▶ [Problem requirements]: Identify and copy all lines of the material where the string "rgba" is found.

▶ [Dataset excerpts]:
══════════

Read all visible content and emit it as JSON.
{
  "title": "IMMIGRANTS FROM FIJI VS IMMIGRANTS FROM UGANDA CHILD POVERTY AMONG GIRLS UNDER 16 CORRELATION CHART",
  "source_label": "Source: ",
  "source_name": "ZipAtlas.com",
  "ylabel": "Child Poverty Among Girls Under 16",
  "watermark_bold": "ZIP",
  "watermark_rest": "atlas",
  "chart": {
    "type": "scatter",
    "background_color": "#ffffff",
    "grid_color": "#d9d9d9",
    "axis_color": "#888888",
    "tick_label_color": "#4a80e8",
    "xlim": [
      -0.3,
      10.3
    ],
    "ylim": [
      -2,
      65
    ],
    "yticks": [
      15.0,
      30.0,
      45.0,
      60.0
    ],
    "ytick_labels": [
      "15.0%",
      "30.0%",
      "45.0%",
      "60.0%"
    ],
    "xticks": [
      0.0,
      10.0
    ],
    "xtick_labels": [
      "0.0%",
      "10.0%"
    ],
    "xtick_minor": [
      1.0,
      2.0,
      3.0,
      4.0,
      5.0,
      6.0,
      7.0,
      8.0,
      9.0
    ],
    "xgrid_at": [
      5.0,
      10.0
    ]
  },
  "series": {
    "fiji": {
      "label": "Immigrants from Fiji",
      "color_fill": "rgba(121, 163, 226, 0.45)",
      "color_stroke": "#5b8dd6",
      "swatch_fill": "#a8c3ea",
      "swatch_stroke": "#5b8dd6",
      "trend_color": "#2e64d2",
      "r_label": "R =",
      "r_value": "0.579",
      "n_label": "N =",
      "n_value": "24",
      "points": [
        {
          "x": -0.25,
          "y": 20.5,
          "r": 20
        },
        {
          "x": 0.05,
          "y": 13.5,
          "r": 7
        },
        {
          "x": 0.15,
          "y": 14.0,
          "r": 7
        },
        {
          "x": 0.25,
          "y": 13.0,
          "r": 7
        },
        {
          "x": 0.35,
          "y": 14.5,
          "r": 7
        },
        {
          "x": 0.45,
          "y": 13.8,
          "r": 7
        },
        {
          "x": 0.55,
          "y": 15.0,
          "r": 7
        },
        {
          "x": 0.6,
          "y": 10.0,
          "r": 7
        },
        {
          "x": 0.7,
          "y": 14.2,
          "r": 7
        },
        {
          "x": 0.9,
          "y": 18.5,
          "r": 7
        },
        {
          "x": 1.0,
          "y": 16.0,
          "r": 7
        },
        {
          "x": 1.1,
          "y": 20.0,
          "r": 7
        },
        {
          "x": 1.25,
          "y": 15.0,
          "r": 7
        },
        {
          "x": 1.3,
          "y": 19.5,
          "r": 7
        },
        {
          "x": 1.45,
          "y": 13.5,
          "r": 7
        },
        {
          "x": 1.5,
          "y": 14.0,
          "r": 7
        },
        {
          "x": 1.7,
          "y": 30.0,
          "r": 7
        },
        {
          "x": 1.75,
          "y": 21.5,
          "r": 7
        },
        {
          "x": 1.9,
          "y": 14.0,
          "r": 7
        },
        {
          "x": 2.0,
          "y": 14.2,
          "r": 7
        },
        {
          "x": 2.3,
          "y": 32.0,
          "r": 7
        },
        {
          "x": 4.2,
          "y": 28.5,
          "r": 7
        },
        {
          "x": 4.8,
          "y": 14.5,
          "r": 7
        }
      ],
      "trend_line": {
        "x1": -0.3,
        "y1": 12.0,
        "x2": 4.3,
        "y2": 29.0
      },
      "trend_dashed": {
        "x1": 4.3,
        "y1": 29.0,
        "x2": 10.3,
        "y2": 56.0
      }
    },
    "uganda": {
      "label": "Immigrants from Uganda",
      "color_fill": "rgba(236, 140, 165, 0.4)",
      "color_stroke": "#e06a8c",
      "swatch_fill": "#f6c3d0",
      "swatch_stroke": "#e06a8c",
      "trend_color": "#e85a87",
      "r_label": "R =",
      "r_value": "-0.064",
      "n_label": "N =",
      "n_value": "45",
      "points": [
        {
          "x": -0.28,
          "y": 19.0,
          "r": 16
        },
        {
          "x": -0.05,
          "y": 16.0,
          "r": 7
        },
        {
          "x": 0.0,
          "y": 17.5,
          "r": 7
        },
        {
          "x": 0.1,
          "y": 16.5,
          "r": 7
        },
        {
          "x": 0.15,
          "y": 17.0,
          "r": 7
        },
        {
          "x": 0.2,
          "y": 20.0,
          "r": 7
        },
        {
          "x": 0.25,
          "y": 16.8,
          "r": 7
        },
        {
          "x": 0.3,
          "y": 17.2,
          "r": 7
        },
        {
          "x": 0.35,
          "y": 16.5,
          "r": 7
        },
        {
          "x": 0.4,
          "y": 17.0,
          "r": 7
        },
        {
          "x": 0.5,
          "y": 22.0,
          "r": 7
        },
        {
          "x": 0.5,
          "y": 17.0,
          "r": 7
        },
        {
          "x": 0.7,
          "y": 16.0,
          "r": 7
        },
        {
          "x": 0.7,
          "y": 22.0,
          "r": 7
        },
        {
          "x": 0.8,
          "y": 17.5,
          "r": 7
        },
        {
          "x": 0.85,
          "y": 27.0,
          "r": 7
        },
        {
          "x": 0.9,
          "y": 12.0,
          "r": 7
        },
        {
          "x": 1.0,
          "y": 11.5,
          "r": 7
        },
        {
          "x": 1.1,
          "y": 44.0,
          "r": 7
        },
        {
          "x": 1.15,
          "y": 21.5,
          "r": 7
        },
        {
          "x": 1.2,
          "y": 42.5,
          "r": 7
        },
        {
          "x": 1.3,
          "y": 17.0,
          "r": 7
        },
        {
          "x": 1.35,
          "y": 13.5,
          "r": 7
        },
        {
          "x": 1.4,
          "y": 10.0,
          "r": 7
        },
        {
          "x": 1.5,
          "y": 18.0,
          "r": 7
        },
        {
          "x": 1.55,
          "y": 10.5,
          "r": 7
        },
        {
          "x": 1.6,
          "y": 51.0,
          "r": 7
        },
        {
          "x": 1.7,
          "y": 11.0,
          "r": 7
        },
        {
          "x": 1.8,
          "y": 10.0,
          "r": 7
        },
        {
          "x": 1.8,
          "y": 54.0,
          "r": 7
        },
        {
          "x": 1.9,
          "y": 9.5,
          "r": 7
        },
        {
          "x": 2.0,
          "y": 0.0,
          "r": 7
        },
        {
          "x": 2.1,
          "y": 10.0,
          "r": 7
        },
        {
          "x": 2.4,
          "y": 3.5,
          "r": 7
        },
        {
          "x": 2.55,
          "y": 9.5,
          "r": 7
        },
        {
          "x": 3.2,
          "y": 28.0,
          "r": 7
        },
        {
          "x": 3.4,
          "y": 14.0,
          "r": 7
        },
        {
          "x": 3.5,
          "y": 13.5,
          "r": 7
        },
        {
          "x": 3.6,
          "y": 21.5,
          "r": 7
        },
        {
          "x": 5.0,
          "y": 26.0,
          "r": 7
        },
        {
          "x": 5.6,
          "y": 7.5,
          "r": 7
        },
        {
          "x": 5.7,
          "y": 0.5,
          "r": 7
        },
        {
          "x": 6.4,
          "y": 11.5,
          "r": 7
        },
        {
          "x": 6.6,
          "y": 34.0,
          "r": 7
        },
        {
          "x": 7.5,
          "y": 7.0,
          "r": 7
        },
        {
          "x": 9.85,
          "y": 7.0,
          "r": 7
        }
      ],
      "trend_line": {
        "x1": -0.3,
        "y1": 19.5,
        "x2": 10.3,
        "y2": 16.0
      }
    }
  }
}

══════════

▶ [Task response]:
      "color_fill": "rgba(121, 163, 226, 0.45)",
      "color_fill": "rgba(236, 140, 165, 0.4)",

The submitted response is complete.